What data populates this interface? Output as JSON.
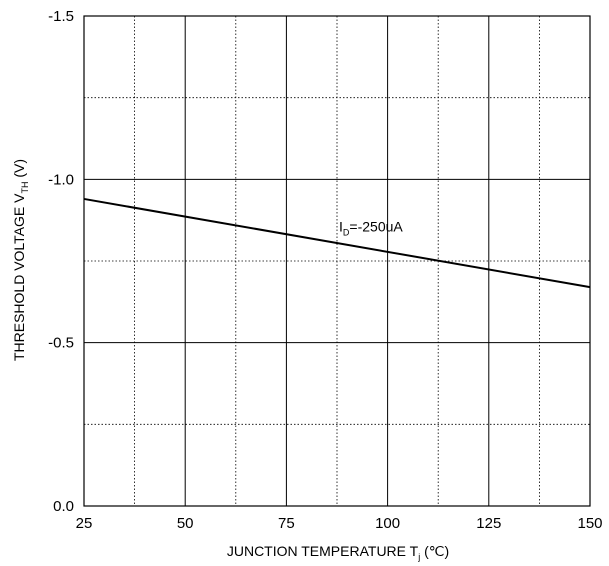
{
  "chart_data": {
    "type": "line",
    "title": "",
    "xlabel": {
      "main": "JUNCTION TEMPERATURE T",
      "subscript": "j",
      "suffix": " (℃)"
    },
    "ylabel": {
      "main": "THRESHOLD VOLTAGE V",
      "subscript": "TH",
      "suffix": " (V)"
    },
    "xlim": [
      25,
      150
    ],
    "ylim": [
      0.0,
      -1.5
    ],
    "y_inverted": true,
    "x_major_ticks": [
      25,
      50,
      75,
      100,
      125,
      150
    ],
    "x_tick_labels": [
      "25",
      "50",
      "75",
      "100",
      "125",
      "150"
    ],
    "y_major_ticks": [
      0.0,
      -0.5,
      -1.0,
      -1.5
    ],
    "y_tick_labels": [
      "0.0",
      "-0.5",
      "-1.0",
      "-1.5"
    ],
    "x_minor_ticks": [
      37.5,
      62.5,
      87.5,
      112.5,
      137.5
    ],
    "y_minor_ticks": [
      -0.25,
      -0.75,
      -1.25
    ],
    "grid": {
      "major": "solid",
      "minor": "dotted"
    },
    "series": [
      {
        "label": {
          "main": "I",
          "subscript": "D",
          "suffix": "=-250uA"
        },
        "label_anchor": {
          "x": 88,
          "y": -0.84
        },
        "x": [
          25,
          150
        ],
        "y": [
          -0.94,
          -0.67
        ]
      }
    ]
  }
}
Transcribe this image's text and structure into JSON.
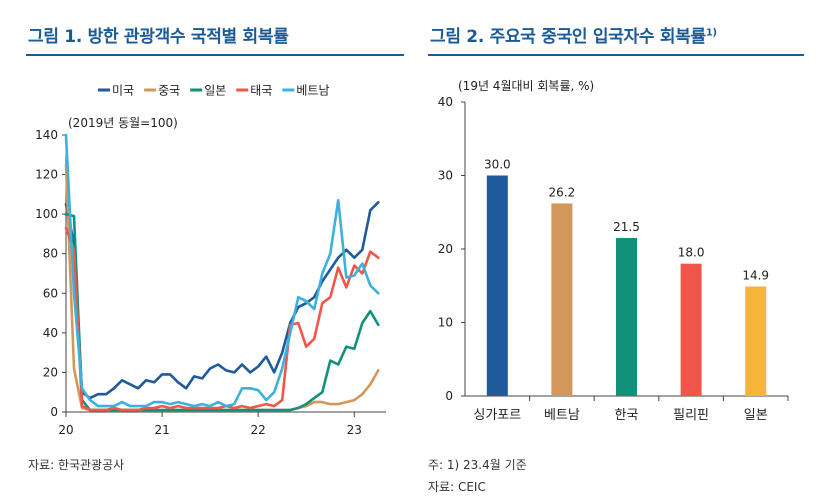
{
  "figure1": {
    "title": "그림 1. 방한 관광객수 국적별 회복률",
    "source": "자료: 한국관광공사",
    "chart_data": {
      "type": "line",
      "unit_label": "(2019년 동월=100)",
      "xlim": [
        2020.0,
        2023.33
      ],
      "ylim": [
        0,
        140
      ],
      "yticks": [
        0,
        20,
        40,
        60,
        80,
        100,
        120,
        140
      ],
      "xticks": [
        {
          "value": 2020,
          "label": "20"
        },
        {
          "value": 2021,
          "label": "21"
        },
        {
          "value": 2022,
          "label": "22"
        },
        {
          "value": 2023,
          "label": "23"
        }
      ],
      "grid": false,
      "legend_position": "top",
      "series": [
        {
          "name": "미국",
          "color": "#1f5a9c",
          "x": [
            2020.0,
            2020.083,
            2020.167,
            2020.25,
            2020.333,
            2020.417,
            2020.5,
            2020.583,
            2020.667,
            2020.75,
            2020.833,
            2020.917,
            2021.0,
            2021.083,
            2021.167,
            2021.25,
            2021.333,
            2021.417,
            2021.5,
            2021.583,
            2021.667,
            2021.75,
            2021.833,
            2021.917,
            2022.0,
            2022.083,
            2022.167,
            2022.25,
            2022.333,
            2022.417,
            2022.5,
            2022.583,
            2022.667,
            2022.75,
            2022.833,
            2022.917,
            2023.0,
            2023.083,
            2023.167,
            2023.25
          ],
          "y": [
            105,
            85,
            10,
            7,
            9,
            9,
            12,
            16,
            14,
            12,
            16,
            15,
            19,
            19,
            15,
            12,
            18,
            17,
            22,
            24,
            21,
            20,
            24,
            20,
            23,
            28,
            20,
            30,
            45,
            53,
            55,
            58,
            66,
            72,
            78,
            82,
            78,
            82,
            102,
            106
          ]
        },
        {
          "name": "중국",
          "color": "#d4975a",
          "x": [
            2020.0,
            2020.083,
            2020.167,
            2020.25,
            2020.333,
            2020.417,
            2020.5,
            2020.583,
            2020.667,
            2020.75,
            2020.833,
            2020.917,
            2021.0,
            2021.083,
            2021.167,
            2021.25,
            2021.333,
            2021.417,
            2021.5,
            2021.583,
            2021.667,
            2021.75,
            2021.833,
            2021.917,
            2022.0,
            2022.083,
            2022.167,
            2022.25,
            2022.333,
            2022.417,
            2022.5,
            2022.583,
            2022.667,
            2022.75,
            2022.833,
            2022.917,
            2023.0,
            2023.083,
            2023.167,
            2023.25
          ],
          "y": [
            125,
            22,
            2,
            1,
            1,
            1,
            1,
            1,
            1,
            1,
            1,
            1,
            1,
            1,
            1,
            1,
            1,
            1,
            1,
            1,
            1,
            1,
            1,
            1,
            1,
            1,
            1,
            1,
            1,
            2,
            3,
            5,
            5,
            4,
            4,
            5,
            6,
            9,
            14,
            21
          ]
        },
        {
          "name": "일본",
          "color": "#12917a",
          "x": [
            2020.0,
            2020.083,
            2020.167,
            2020.25,
            2020.333,
            2020.417,
            2020.5,
            2020.583,
            2020.667,
            2020.75,
            2020.833,
            2020.917,
            2021.0,
            2021.083,
            2021.167,
            2021.25,
            2021.333,
            2021.417,
            2021.5,
            2021.583,
            2021.667,
            2021.75,
            2021.833,
            2021.917,
            2022.0,
            2022.083,
            2022.167,
            2022.25,
            2022.333,
            2022.417,
            2022.5,
            2022.583,
            2022.667,
            2022.75,
            2022.833,
            2022.917,
            2023.0,
            2023.083,
            2023.167,
            2023.25
          ],
          "y": [
            100,
            99,
            6,
            1,
            1,
            1,
            1,
            1,
            1,
            1,
            1,
            1,
            1,
            1,
            1,
            1,
            1,
            1,
            1,
            1,
            1,
            1,
            1,
            1,
            1,
            1,
            1,
            1,
            1,
            2,
            4,
            7,
            10,
            26,
            24,
            33,
            32,
            45,
            51,
            44
          ]
        },
        {
          "name": "태국",
          "color": "#f0574a",
          "x": [
            2020.0,
            2020.083,
            2020.167,
            2020.25,
            2020.333,
            2020.417,
            2020.5,
            2020.583,
            2020.667,
            2020.75,
            2020.833,
            2020.917,
            2021.0,
            2021.083,
            2021.167,
            2021.25,
            2021.333,
            2021.417,
            2021.5,
            2021.583,
            2021.667,
            2021.75,
            2021.833,
            2021.917,
            2022.0,
            2022.083,
            2022.167,
            2022.25,
            2022.333,
            2022.417,
            2022.5,
            2022.583,
            2022.667,
            2022.75,
            2022.833,
            2022.917,
            2023.0,
            2023.083,
            2023.167,
            2023.25
          ],
          "y": [
            93,
            82,
            3,
            1,
            1,
            1,
            2,
            1,
            1,
            1,
            2,
            2,
            3,
            2,
            3,
            2,
            2,
            2,
            2,
            2,
            3,
            2,
            3,
            2,
            3,
            4,
            3,
            6,
            44,
            45,
            33,
            37,
            55,
            58,
            73,
            63,
            74,
            70,
            81,
            78
          ]
        },
        {
          "name": "베트남",
          "color": "#3bb1dd",
          "x": [
            2020.0,
            2020.083,
            2020.167,
            2020.25,
            2020.333,
            2020.417,
            2020.5,
            2020.583,
            2020.667,
            2020.75,
            2020.833,
            2020.917,
            2021.0,
            2021.083,
            2021.167,
            2021.25,
            2021.333,
            2021.417,
            2021.5,
            2021.583,
            2021.667,
            2021.75,
            2021.833,
            2021.917,
            2022.0,
            2022.083,
            2022.167,
            2022.25,
            2022.333,
            2022.417,
            2022.5,
            2022.583,
            2022.667,
            2022.75,
            2022.833,
            2022.917,
            2023.0,
            2023.083,
            2023.167,
            2023.25
          ],
          "y": [
            140,
            60,
            12,
            6,
            3,
            3,
            3,
            5,
            3,
            3,
            3,
            5,
            5,
            4,
            5,
            4,
            3,
            4,
            3,
            5,
            3,
            4,
            12,
            12,
            11,
            6,
            10,
            22,
            40,
            58,
            56,
            52,
            70,
            80,
            107,
            68,
            69,
            75,
            64,
            60
          ]
        }
      ]
    }
  },
  "figure2": {
    "title": "그림 2. 주요국 중국인 입국자수 회복률",
    "title_sup": "1)",
    "note": "주: 1) 23.4월 기준",
    "source": "자료: CEIC",
    "chart_data": {
      "type": "bar",
      "unit_label": "(19년 4월대비 회복률, %)",
      "categories": [
        "싱가포르",
        "베트남",
        "한국",
        "필리핀",
        "일본"
      ],
      "values": [
        30.0,
        26.2,
        21.5,
        18.0,
        14.9
      ],
      "value_labels": [
        "30.0",
        "26.2",
        "21.5",
        "18.0",
        "14.9"
      ],
      "colors": [
        "#1f5a9c",
        "#d4975a",
        "#12917a",
        "#f0574a",
        "#f5b53a"
      ],
      "ylim": [
        0,
        40
      ],
      "yticks": [
        0,
        10,
        20,
        30,
        40
      ],
      "grid": false
    }
  }
}
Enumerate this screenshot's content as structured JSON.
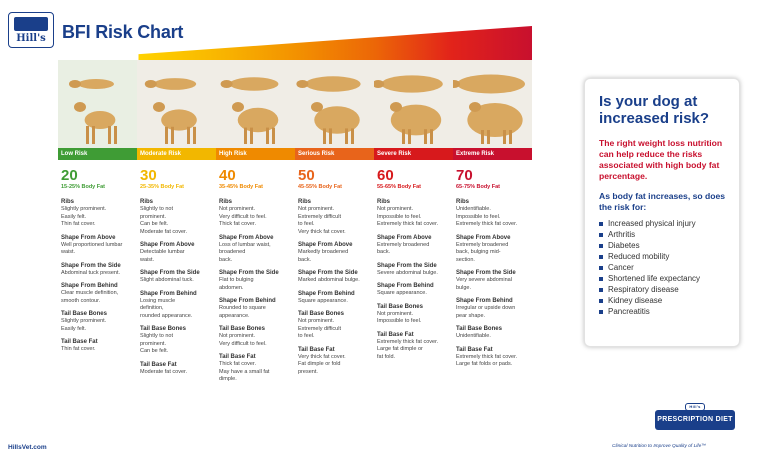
{
  "header": {
    "logo_text": "Hill's",
    "title": "BFI Risk Chart"
  },
  "colors": {
    "band_gradient": [
      "#ffd200",
      "#f6a800",
      "#ef7d00",
      "#e84e1b",
      "#d7191c",
      "#c8102e"
    ],
    "navy": "#1a3f8a",
    "red": "#c8102e"
  },
  "risk_columns": [
    {
      "risk": "Low Risk",
      "score": "20",
      "fat": "15-25% Body Fat",
      "color": "#3f9c35",
      "sections": [
        {
          "heading": "Ribs",
          "text": "Slightly prominent.\nEasily felt.\nThin fat cover."
        },
        {
          "heading": "Shape From Above",
          "text": "Well proportioned lumbar waist."
        },
        {
          "heading": "Shape From the Side",
          "text": "Abdominal tuck present."
        },
        {
          "heading": "Shape From Behind",
          "text": "Clear muscle definition,\nsmooth contour."
        },
        {
          "heading": "Tail Base Bones",
          "text": "Slightly prominent.\nEasily felt."
        },
        {
          "heading": "Tail Base Fat",
          "text": "Thin fat cover."
        }
      ]
    },
    {
      "risk": "Moderate Risk",
      "score": "30",
      "fat": "25-35% Body Fat",
      "color": "#f2b700",
      "sections": [
        {
          "heading": "Ribs",
          "text": "Slightly to not\nprominent.\nCan be felt.\nModerate fat cover."
        },
        {
          "heading": "Shape From Above",
          "text": "Detectable lumbar\nwaist."
        },
        {
          "heading": "Shape From the Side",
          "text": "Slight abdominal tuck."
        },
        {
          "heading": "Shape From Behind",
          "text": "Losing muscle\ndefinition,\nrounded appearance."
        },
        {
          "heading": "Tail Base Bones",
          "text": "Slightly to not\nprominent.\nCan be felt."
        },
        {
          "heading": "Tail Base Fat",
          "text": "Moderate fat cover."
        }
      ]
    },
    {
      "risk": "High Risk",
      "score": "40",
      "fat": "35-45% Body Fat",
      "color": "#ef8a00",
      "sections": [
        {
          "heading": "Ribs",
          "text": "Not prominent.\nVery difficult to feel.\nThick fat cover."
        },
        {
          "heading": "Shape From Above",
          "text": "Loss of lumbar waist,\nbroadened\nback."
        },
        {
          "heading": "Shape From the Side",
          "text": "Flat to bulging\nabdomen."
        },
        {
          "heading": "Shape From Behind",
          "text": "Rounded to square\nappearance."
        },
        {
          "heading": "Tail Base Bones",
          "text": "Not prominent.\nVery difficult to feel."
        },
        {
          "heading": "Tail Base Fat",
          "text": "Thick fat cover.\nMay have a small fat\ndimple."
        }
      ]
    },
    {
      "risk": "Serious Risk",
      "score": "50",
      "fat": "45-55% Body Fat",
      "color": "#e8641b",
      "sections": [
        {
          "heading": "Ribs",
          "text": "Not prominent.\nExtremely difficult\nto feel.\nVery thick fat cover."
        },
        {
          "heading": "Shape From Above",
          "text": "Markedly broadened\nback."
        },
        {
          "heading": "Shape From the Side",
          "text": "Marked abdominal bulge."
        },
        {
          "heading": "Shape From Behind",
          "text": "Square appearance."
        },
        {
          "heading": "Tail Base Bones",
          "text": "Not prominent.\nExtremely difficult\nto feel."
        },
        {
          "heading": "Tail Base Fat",
          "text": "Very thick fat cover.\nFat dimple or fold\npresent."
        }
      ]
    },
    {
      "risk": "Severe Risk",
      "score": "60",
      "fat": "55-65% Body Fat",
      "color": "#d7191c",
      "sections": [
        {
          "heading": "Ribs",
          "text": "Not prominent.\nImpossible to feel.\nExtremely thick fat cover."
        },
        {
          "heading": "Shape From Above",
          "text": "Extremely broadened\nback."
        },
        {
          "heading": "Shape From the Side",
          "text": "Severe abdominal bulge."
        },
        {
          "heading": "Shape From Behind",
          "text": "Square appearance."
        },
        {
          "heading": "Tail Base Bones",
          "text": "Not prominent.\nImpossible to feel."
        },
        {
          "heading": "Tail Base Fat",
          "text": "Extremely thick fat cover.\nLarge fat dimple or\nfat fold."
        }
      ]
    },
    {
      "risk": "Extreme Risk",
      "score": "70",
      "fat": "65-75% Body Fat",
      "color": "#c8102e",
      "sections": [
        {
          "heading": "Ribs",
          "text": "Unidentifiable.\nImpossible to feel.\nExtremely thick fat cover."
        },
        {
          "heading": "Shape From Above",
          "text": "Extremely broadened\nback, bulging mid-\nsection."
        },
        {
          "heading": "Shape From the Side",
          "text": "Very severe abdominal\nbulge."
        },
        {
          "heading": "Shape From Behind",
          "text": "Irregular or upside down\npear shape."
        },
        {
          "heading": "Tail Base Bones",
          "text": "Unidentifiable."
        },
        {
          "heading": "Tail Base Fat",
          "text": "Extremely thick fat cover.\nLarge fat folds or pads."
        }
      ]
    }
  ],
  "panel": {
    "question": "Is your dog at increased risk?",
    "red_text": "The right weight loss nutrition can help reduce the risks associated with high body fat percentage.",
    "blue_text": "As body fat increases, so does the risk for:",
    "risks": [
      "Increased physical injury",
      "Arthritis",
      "Diabetes",
      "Reduced mobility",
      "Cancer",
      "Shortened life expectancy",
      "Respiratory disease",
      "Kidney disease",
      "Pancreatitis"
    ]
  },
  "footer": {
    "url": "HillsVet.com",
    "brand": "PRESCRIPTION DIET",
    "brand_top": "Hill's",
    "tagline": "Clinical Nutrition to Improve Quality of Life™"
  }
}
-- -- --
#### Problem statement:
Pick out each line in the material containing "risks".

#### Task output:
    "red_text": "The right weight loss nutrition can help reduce the risks associated with high body fat percentage.",
    "risks": [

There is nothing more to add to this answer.